**EXERCISE GOAL:** Retype each entry below exactly as it stands.

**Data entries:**
:::::

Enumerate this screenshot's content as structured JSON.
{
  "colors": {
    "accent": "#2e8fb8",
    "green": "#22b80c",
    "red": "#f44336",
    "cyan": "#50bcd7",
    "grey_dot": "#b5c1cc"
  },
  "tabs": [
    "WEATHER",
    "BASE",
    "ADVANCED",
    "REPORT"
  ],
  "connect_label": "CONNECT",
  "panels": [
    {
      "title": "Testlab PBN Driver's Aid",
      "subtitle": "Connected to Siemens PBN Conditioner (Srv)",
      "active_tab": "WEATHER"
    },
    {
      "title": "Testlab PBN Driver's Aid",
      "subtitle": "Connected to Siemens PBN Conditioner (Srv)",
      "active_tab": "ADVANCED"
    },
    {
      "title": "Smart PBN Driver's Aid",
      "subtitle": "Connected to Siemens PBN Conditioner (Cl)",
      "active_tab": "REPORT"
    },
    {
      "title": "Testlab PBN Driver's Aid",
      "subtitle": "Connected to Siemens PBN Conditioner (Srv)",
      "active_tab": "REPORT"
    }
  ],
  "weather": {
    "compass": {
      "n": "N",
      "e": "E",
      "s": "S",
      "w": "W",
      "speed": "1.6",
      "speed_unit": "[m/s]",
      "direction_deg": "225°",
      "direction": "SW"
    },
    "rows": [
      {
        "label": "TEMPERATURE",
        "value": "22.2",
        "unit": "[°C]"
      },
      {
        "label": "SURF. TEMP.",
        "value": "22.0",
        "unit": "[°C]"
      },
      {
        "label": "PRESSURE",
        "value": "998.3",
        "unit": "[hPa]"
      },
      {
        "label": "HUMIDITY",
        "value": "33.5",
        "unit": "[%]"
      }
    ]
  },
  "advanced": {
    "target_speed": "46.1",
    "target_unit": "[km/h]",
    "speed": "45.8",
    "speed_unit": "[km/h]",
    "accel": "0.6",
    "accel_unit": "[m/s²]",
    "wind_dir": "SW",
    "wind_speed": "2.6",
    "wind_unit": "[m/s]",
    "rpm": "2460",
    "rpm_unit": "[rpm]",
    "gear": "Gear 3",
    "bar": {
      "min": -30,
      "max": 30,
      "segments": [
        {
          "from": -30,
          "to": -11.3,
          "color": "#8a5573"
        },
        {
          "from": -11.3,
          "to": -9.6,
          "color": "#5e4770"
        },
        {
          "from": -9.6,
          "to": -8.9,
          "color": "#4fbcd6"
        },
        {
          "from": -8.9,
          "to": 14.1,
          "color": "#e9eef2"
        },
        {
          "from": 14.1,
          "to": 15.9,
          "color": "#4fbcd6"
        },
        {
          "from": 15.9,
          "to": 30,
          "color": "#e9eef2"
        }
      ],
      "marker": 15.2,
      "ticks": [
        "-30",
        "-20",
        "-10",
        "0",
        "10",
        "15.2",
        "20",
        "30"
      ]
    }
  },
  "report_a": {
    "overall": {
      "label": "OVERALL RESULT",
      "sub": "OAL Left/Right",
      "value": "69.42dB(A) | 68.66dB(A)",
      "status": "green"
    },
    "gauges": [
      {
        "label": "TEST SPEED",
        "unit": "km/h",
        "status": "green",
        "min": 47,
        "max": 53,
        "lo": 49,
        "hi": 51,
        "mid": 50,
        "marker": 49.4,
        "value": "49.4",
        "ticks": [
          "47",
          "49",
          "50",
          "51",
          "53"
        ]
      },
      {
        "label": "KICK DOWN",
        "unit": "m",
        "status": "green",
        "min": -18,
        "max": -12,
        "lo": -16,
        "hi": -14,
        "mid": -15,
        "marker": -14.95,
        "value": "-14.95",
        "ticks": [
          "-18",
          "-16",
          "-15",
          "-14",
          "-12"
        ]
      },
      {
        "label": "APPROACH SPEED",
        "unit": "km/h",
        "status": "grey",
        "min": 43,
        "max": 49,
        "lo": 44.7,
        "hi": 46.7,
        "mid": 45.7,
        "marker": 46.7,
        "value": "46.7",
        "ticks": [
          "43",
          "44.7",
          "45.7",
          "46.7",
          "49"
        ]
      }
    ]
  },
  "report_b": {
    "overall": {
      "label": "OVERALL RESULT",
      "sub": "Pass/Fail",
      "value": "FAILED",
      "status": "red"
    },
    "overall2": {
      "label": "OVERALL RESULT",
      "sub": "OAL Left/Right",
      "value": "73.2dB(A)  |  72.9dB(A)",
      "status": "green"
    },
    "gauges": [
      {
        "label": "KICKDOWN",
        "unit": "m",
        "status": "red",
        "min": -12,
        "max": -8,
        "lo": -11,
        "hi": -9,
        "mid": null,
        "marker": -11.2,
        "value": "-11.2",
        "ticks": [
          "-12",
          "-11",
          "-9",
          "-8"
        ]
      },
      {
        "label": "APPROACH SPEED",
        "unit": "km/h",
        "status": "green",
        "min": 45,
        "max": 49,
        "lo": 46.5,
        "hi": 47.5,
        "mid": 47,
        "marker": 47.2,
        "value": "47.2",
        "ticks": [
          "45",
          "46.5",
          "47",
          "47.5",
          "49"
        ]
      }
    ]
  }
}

:::::

**THE ANSWER:**
Enumerate this screenshot's content as structured JSON.
{
  "colors": {
    "accent": "#2e8fb8",
    "green": "#22b80c",
    "red": "#f44336",
    "cyan": "#50bcd7",
    "grey_dot": "#b5c1cc"
  },
  "tabs": [
    "WEATHER",
    "BASE",
    "ADVANCED",
    "REPORT"
  ],
  "connect_label": "CONNECT",
  "panels": [
    {
      "title": "Testlab PBN Driver's Aid",
      "subtitle": "Connected to Siemens PBN Conditioner (Srv)",
      "active_tab": "WEATHER"
    },
    {
      "title": "Testlab PBN Driver's Aid",
      "subtitle": "Connected to Siemens PBN Conditioner (Srv)",
      "active_tab": "ADVANCED"
    },
    {
      "title": "Smart PBN Driver's Aid",
      "subtitle": "Connected to Siemens PBN Conditioner (Cl)",
      "active_tab": "REPORT"
    },
    {
      "title": "Testlab PBN Driver's Aid",
      "subtitle": "Connected to Siemens PBN Conditioner (Srv)",
      "active_tab": "REPORT"
    }
  ],
  "weather": {
    "compass": {
      "n": "N",
      "e": "E",
      "s": "S",
      "w": "W",
      "speed": "1.6",
      "speed_unit": "[m/s]",
      "direction_deg": "225°",
      "direction": "SW"
    },
    "rows": [
      {
        "label": "TEMPERATURE",
        "value": "22.2",
        "unit": "[°C]"
      },
      {
        "label": "SURF. TEMP.",
        "value": "22.0",
        "unit": "[°C]"
      },
      {
        "label": "PRESSURE",
        "value": "998.3",
        "unit": "[hPa]"
      },
      {
        "label": "HUMIDITY",
        "value": "33.5",
        "unit": "[%]"
      }
    ]
  },
  "advanced": {
    "target_speed": "46.1",
    "target_unit": "[km/h]",
    "speed": "45.8",
    "speed_unit": "[km/h]",
    "accel": "0.6",
    "accel_unit": "[m/s²]",
    "wind_dir": "SW",
    "wind_speed": "2.6",
    "wind_unit": "[m/s]",
    "rpm": "2460",
    "rpm_unit": "[rpm]",
    "gear": "Gear 3",
    "bar": {
      "min": -30,
      "max": 30,
      "segments": [
        {
          "from": -30,
          "to": -11.3,
          "color": "#8a5573"
        },
        {
          "from": -11.3,
          "to": -9.6,
          "color": "#5e4770"
        },
        {
          "from": -9.6,
          "to": -8.9,
          "color": "#4fbcd6"
        },
        {
          "from": -8.9,
          "to": 14.1,
          "color": "#e9eef2"
        },
        {
          "from": 14.1,
          "to": 15.9,
          "color": "#4fbcd6"
        },
        {
          "from": 15.9,
          "to": 30,
          "color": "#e9eef2"
        }
      ],
      "marker": 15.2,
      "ticks": [
        "-30",
        "-20",
        "-10",
        "0",
        "10",
        "15.2",
        "20",
        "30"
      ]
    }
  },
  "report_a": {
    "overall": {
      "label": "OVERALL RESULT",
      "sub": "OAL Left/Right",
      "value": "69.42dB(A) | 68.66dB(A)",
      "status": "green"
    },
    "gauges": [
      {
        "label": "TEST SPEED",
        "unit": "km/h",
        "status": "green",
        "min": 47,
        "max": 53,
        "lo": 49,
        "hi": 51,
        "mid": 50,
        "marker": 49.4,
        "value": "49.4",
        "ticks": [
          "47",
          "49",
          "50",
          "51",
          "53"
        ]
      },
      {
        "label": "KICK DOWN",
        "unit": "m",
        "status": "green",
        "min": -18,
        "max": -12,
        "lo": -16,
        "hi": -14,
        "mid": -15,
        "marker": -14.95,
        "value": "-14.95",
        "ticks": [
          "-18",
          "-16",
          "-15",
          "-14",
          "-12"
        ]
      },
      {
        "label": "APPROACH SPEED",
        "unit": "km/h",
        "status": "grey",
        "min": 43,
        "max": 49,
        "lo": 44.7,
        "hi": 46.7,
        "mid": 45.7,
        "marker": 46.7,
        "value": "46.7",
        "ticks": [
          "43",
          "44.7",
          "45.7",
          "46.7",
          "49"
        ]
      }
    ]
  },
  "report_b": {
    "overall": {
      "label": "OVERALL RESULT",
      "sub": "Pass/Fail",
      "value": "FAILED",
      "status": "red"
    },
    "overall2": {
      "label": "OVERALL RESULT",
      "sub": "OAL Left/Right",
      "value": "73.2dB(A)  |  72.9dB(A)",
      "status": "green"
    },
    "gauges": [
      {
        "label": "KICKDOWN",
        "unit": "m",
        "status": "red",
        "min": -12,
        "max": -8,
        "lo": -11,
        "hi": -9,
        "mid": null,
        "marker": -11.2,
        "value": "-11.2",
        "ticks": [
          "-12",
          "-11",
          "-9",
          "-8"
        ]
      },
      {
        "label": "APPROACH SPEED",
        "unit": "km/h",
        "status": "green",
        "min": 45,
        "max": 49,
        "lo": 46.5,
        "hi": 47.5,
        "mid": 47,
        "marker": 47.2,
        "value": "47.2",
        "ticks": [
          "45",
          "46.5",
          "47",
          "47.5",
          "49"
        ]
      }
    ]
  }
}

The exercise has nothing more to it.